--- Start of AVAILABLE DATA ---
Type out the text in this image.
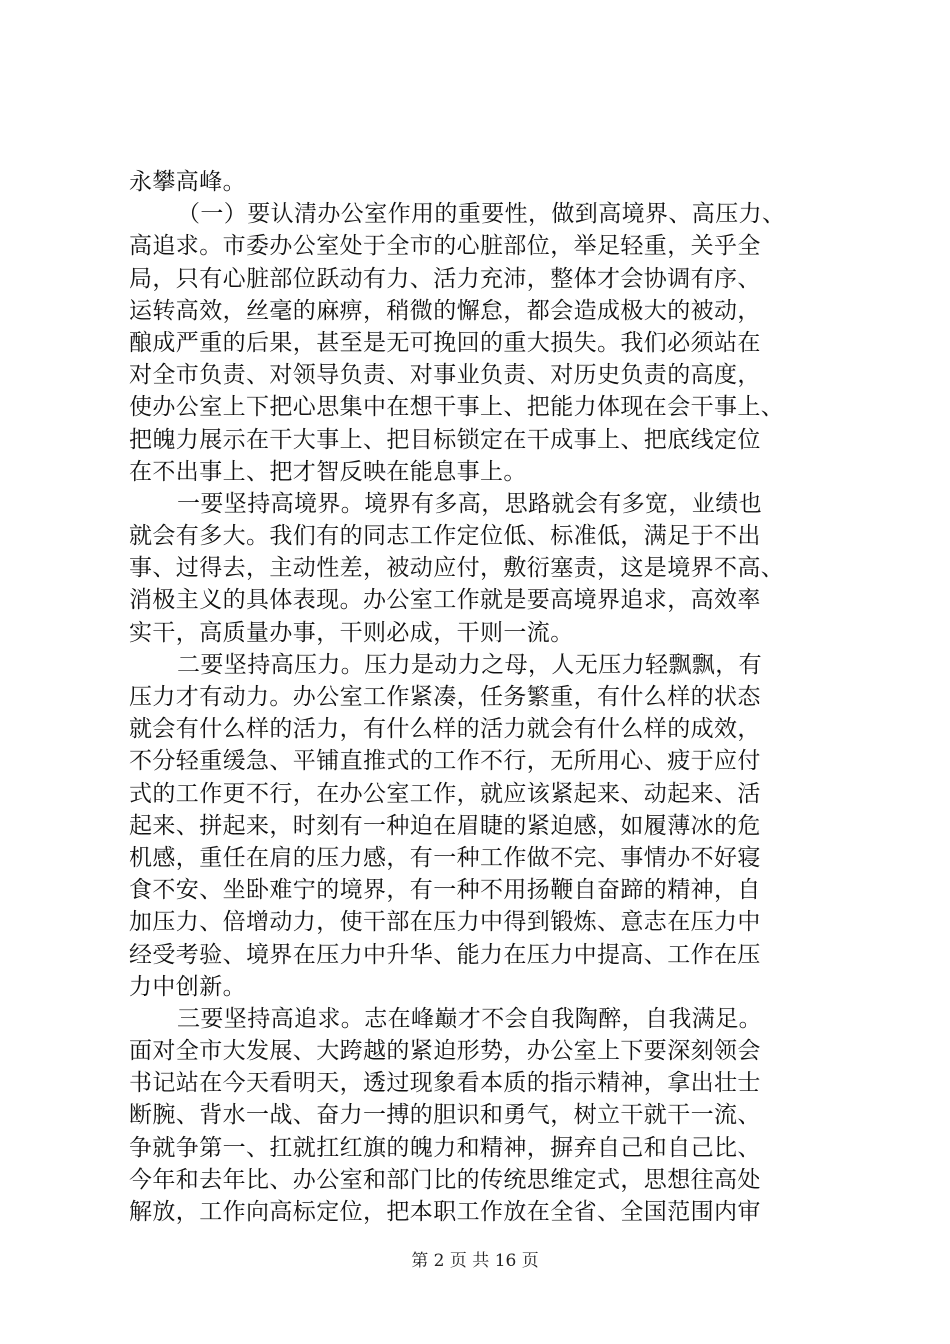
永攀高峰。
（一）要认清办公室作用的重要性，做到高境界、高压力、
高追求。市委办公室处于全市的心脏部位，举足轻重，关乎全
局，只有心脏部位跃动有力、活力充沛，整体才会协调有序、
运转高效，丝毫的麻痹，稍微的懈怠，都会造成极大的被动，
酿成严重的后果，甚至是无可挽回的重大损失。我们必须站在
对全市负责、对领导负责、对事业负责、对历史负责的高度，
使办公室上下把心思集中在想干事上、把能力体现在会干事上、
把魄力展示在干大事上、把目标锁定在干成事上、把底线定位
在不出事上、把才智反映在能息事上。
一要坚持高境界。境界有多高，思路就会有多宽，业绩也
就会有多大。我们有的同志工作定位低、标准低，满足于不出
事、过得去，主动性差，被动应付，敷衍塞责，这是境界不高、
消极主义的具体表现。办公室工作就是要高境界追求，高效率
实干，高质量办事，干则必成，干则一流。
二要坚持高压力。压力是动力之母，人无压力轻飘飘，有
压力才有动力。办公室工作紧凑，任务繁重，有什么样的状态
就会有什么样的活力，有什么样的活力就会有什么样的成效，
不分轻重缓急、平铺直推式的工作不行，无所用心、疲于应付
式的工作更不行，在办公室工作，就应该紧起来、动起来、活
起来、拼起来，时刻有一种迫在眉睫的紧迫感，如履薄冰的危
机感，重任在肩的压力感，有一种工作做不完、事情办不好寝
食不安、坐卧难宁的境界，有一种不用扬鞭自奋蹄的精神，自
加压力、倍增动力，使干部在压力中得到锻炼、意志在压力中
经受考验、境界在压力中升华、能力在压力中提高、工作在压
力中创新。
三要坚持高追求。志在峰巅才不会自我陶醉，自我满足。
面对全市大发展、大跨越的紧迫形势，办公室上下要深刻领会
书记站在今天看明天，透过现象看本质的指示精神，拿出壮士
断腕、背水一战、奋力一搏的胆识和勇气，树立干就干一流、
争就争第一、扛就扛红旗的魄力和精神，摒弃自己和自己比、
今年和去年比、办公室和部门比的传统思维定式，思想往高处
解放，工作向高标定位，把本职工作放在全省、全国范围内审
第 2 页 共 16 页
--- End of AVAILABLE DATA ---
**WHAT THIS TASK INVOLVES:**
The data should be printed again unchanged; leave its pictures out.

**RESULT BELOW:**
Type out the text in this image.
永攀高峰。
（一）要认清办公室作用的重要性，做到高境界、高压力、
高追求。市委办公室处于全市的心脏部位，举足轻重，关乎全
局，只有心脏部位跃动有力、活力充沛，整体才会协调有序、
运转高效，丝毫的麻痹，稍微的懈怠，都会造成极大的被动，
酿成严重的后果，甚至是无可挽回的重大损失。我们必须站在
对全市负责、对领导负责、对事业负责、对历史负责的高度，
使办公室上下把心思集中在想干事上、把能力体现在会干事上、
把魄力展示在干大事上、把目标锁定在干成事上、把底线定位
在不出事上、把才智反映在能息事上。
一要坚持高境界。境界有多高，思路就会有多宽，业绩也
就会有多大。我们有的同志工作定位低、标准低，满足于不出
事、过得去，主动性差，被动应付，敷衍塞责，这是境界不高、
消极主义的具体表现。办公室工作就是要高境界追求，高效率
实干，高质量办事，干则必成，干则一流。
二要坚持高压力。压力是动力之母，人无压力轻飘飘，有
压力才有动力。办公室工作紧凑，任务繁重，有什么样的状态
就会有什么样的活力，有什么样的活力就会有什么样的成效，
不分轻重缓急、平铺直推式的工作不行，无所用心、疲于应付
式的工作更不行，在办公室工作，就应该紧起来、动起来、活
起来、拼起来，时刻有一种迫在眉睫的紧迫感，如履薄冰的危
机感，重任在肩的压力感，有一种工作做不完、事情办不好寝
食不安、坐卧难宁的境界，有一种不用扬鞭自奋蹄的精神，自
加压力、倍增动力，使干部在压力中得到锻炼、意志在压力中
经受考验、境界在压力中升华、能力在压力中提高、工作在压
力中创新。
三要坚持高追求。志在峰巅才不会自我陶醉，自我满足。
面对全市大发展、大跨越的紧迫形势，办公室上下要深刻领会
书记站在今天看明天，透过现象看本质的指示精神，拿出壮士
断腕、背水一战、奋力一搏的胆识和勇气，树立干就干一流、
争就争第一、扛就扛红旗的魄力和精神，摒弃自己和自己比、
今年和去年比、办公室和部门比的传统思维定式，思想往高处
解放，工作向高标定位，把本职工作放在全省、全国范围内审
第 2 页 共 16 页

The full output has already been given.